--- TASK INPUTS ---
====
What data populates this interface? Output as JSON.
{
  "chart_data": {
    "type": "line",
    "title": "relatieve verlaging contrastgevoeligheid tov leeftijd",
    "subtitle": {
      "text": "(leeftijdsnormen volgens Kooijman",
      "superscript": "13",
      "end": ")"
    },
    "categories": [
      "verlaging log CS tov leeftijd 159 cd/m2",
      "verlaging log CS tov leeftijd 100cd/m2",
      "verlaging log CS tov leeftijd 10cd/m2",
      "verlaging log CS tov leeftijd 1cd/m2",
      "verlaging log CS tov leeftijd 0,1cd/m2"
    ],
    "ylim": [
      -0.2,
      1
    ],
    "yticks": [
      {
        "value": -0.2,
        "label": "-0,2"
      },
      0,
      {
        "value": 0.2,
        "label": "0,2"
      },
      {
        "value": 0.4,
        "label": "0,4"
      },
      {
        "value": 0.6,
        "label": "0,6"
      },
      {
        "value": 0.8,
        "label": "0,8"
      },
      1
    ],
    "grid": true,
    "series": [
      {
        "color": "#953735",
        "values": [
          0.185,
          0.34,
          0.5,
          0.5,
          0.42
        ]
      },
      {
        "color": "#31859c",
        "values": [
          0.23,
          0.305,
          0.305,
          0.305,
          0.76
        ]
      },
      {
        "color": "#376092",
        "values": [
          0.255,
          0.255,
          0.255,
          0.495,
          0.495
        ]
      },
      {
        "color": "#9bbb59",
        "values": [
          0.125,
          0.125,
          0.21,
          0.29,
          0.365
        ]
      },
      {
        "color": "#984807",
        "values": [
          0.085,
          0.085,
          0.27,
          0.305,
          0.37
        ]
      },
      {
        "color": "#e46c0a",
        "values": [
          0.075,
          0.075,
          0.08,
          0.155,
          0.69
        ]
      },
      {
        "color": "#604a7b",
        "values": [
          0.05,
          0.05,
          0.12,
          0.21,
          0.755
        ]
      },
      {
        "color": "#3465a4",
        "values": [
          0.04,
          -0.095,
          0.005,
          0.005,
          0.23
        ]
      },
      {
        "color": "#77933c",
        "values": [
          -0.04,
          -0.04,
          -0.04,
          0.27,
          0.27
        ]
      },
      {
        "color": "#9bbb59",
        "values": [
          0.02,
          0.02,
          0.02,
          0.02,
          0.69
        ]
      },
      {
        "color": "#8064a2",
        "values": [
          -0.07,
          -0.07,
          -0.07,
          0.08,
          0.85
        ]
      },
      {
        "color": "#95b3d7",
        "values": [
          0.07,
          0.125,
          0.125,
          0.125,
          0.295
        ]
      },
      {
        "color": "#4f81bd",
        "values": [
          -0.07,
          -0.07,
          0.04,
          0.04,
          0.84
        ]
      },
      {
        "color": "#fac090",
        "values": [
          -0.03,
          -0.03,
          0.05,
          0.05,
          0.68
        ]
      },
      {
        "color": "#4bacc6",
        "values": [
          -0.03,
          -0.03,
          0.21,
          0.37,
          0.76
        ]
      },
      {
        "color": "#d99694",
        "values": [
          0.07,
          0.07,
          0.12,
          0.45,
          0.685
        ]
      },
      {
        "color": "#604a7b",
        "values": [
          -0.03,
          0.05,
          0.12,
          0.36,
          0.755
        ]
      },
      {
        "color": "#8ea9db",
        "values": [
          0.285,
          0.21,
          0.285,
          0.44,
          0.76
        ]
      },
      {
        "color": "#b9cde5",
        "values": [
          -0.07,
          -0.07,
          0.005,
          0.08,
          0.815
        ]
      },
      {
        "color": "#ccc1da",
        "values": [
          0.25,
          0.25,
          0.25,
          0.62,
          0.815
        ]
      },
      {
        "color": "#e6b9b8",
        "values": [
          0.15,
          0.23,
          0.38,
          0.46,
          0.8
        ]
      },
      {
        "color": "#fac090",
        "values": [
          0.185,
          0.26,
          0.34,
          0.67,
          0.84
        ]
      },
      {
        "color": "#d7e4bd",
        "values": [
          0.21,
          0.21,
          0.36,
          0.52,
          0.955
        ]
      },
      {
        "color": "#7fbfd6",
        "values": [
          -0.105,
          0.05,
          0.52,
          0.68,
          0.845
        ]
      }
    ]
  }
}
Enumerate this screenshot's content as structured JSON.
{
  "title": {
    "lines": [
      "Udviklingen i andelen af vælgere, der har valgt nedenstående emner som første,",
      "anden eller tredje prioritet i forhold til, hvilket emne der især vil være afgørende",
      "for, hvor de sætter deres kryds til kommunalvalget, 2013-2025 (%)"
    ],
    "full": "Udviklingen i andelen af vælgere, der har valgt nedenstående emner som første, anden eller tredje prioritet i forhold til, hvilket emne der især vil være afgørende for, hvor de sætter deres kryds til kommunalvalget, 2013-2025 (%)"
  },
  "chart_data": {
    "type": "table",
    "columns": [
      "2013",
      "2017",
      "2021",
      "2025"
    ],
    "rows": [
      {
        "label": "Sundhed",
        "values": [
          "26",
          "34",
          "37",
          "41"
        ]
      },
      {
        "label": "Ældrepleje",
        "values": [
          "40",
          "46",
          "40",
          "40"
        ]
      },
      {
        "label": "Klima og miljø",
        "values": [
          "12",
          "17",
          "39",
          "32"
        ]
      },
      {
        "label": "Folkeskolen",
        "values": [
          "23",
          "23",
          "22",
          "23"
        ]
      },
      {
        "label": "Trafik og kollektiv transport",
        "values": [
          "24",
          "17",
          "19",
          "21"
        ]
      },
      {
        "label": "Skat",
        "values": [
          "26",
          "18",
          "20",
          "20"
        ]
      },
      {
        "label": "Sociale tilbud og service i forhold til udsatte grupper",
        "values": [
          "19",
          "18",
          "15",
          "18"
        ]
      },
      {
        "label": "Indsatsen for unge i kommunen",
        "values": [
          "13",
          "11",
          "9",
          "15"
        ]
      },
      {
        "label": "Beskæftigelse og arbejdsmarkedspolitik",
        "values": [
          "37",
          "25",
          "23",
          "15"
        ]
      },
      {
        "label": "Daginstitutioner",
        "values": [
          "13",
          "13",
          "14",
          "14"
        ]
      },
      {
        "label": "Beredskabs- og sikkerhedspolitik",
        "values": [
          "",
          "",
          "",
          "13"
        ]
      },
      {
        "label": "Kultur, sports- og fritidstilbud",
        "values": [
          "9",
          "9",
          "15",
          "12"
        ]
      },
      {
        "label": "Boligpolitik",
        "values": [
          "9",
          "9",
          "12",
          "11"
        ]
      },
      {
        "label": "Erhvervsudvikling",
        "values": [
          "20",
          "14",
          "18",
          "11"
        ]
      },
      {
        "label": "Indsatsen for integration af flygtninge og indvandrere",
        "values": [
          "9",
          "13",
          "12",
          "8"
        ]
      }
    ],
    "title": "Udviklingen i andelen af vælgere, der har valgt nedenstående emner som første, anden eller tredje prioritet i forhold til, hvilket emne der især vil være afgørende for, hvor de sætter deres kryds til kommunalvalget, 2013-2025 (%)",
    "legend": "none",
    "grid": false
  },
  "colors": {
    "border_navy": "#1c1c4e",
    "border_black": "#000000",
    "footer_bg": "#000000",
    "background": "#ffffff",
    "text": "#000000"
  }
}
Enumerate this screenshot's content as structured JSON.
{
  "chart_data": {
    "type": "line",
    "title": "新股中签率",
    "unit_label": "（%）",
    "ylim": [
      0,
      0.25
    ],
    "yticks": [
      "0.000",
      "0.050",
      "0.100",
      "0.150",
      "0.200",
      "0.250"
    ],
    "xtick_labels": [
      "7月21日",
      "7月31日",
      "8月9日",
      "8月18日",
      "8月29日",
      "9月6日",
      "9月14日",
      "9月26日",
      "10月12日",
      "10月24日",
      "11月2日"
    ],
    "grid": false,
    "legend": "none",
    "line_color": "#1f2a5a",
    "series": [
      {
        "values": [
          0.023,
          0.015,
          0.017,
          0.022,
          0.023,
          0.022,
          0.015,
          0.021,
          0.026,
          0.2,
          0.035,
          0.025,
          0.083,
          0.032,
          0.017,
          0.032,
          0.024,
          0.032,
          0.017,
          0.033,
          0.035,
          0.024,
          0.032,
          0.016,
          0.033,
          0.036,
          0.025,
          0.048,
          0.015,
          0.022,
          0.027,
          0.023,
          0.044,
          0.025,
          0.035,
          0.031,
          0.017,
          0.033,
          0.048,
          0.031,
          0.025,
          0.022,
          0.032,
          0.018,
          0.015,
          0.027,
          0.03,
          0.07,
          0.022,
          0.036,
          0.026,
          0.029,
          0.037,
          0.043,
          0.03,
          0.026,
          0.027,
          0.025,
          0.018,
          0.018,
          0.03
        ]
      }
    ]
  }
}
====
--- SET TASK ---
Answer only with how many lines in the records include "verlaging".

--- RIGHT ANSWER ---
6